#### [PROVIDED DATA]
━━━━
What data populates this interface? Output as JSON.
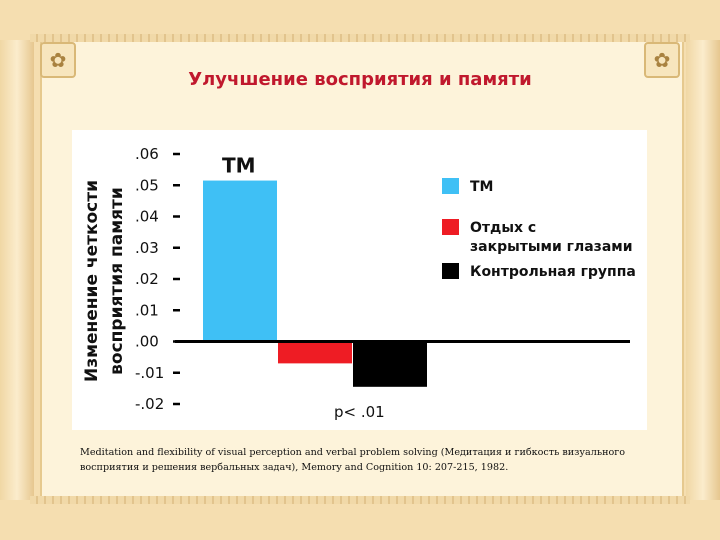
{
  "slide": {
    "title": "Улучшение восприятия и памяти",
    "citation": "Meditation and flexibility of visual perception and verbal problem solving (Медитация и гибкость визуального восприятия и решения вербальных задач), Memory and Cognition 10: 207-215, 1982."
  },
  "colors": {
    "title": "#c0182d",
    "tm": "#3fc0f5",
    "rest": "#ee1c24",
    "control": "#000000"
  },
  "chart_data": {
    "type": "bar",
    "ylabel": [
      "Изменение четкости",
      "восприятия памяти"
    ],
    "ylim": [
      -0.02,
      0.06
    ],
    "yticks": [
      0.06,
      0.05,
      0.04,
      0.03,
      0.02,
      0.01,
      0.0,
      -0.01,
      -0.02
    ],
    "ytick_labels": [
      ".06",
      ".05",
      ".04",
      ".03",
      ".02",
      ".01",
      ".00",
      "-.01",
      "-.02"
    ],
    "series": [
      {
        "name": "ТМ",
        "value": 0.0515,
        "color": "#3fc0f5"
      },
      {
        "name": "Отдых с закрытыми глазами",
        "legend_lines": [
          "Отдых с",
          "закрытыми глазами"
        ],
        "value": -0.007,
        "color": "#ee1c24"
      },
      {
        "name": "Контрольная группа",
        "value": -0.0145,
        "color": "#000000"
      }
    ],
    "bar_annotation": "ТМ",
    "significance": "p< .01",
    "grid": false,
    "legend_position": "right"
  }
}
━━━━
#### [PROBLEM STATEMENT]
Reproduce all entries without any change, and omit the pictures.

#### [THE OUTPUT]
What data populates this interface? Output as JSON.
{
  "slide": {
    "title": "Улучшение восприятия и памяти",
    "citation": "Meditation and flexibility of visual perception and verbal problem solving (Медитация и гибкость визуального восприятия и решения вербальных задач), Memory and Cognition 10: 207-215, 1982."
  },
  "colors": {
    "title": "#c0182d",
    "tm": "#3fc0f5",
    "rest": "#ee1c24",
    "control": "#000000"
  },
  "chart_data": {
    "type": "bar",
    "ylabel": [
      "Изменение четкости",
      "восприятия памяти"
    ],
    "ylim": [
      -0.02,
      0.06
    ],
    "yticks": [
      0.06,
      0.05,
      0.04,
      0.03,
      0.02,
      0.01,
      0.0,
      -0.01,
      -0.02
    ],
    "ytick_labels": [
      ".06",
      ".05",
      ".04",
      ".03",
      ".02",
      ".01",
      ".00",
      "-.01",
      "-.02"
    ],
    "series": [
      {
        "name": "ТМ",
        "value": 0.0515,
        "color": "#3fc0f5"
      },
      {
        "name": "Отдых с закрытыми глазами",
        "legend_lines": [
          "Отдых с",
          "закрытыми глазами"
        ],
        "value": -0.007,
        "color": "#ee1c24"
      },
      {
        "name": "Контрольная группа",
        "value": -0.0145,
        "color": "#000000"
      }
    ],
    "bar_annotation": "ТМ",
    "significance": "p< .01",
    "grid": false,
    "legend_position": "right"
  }
}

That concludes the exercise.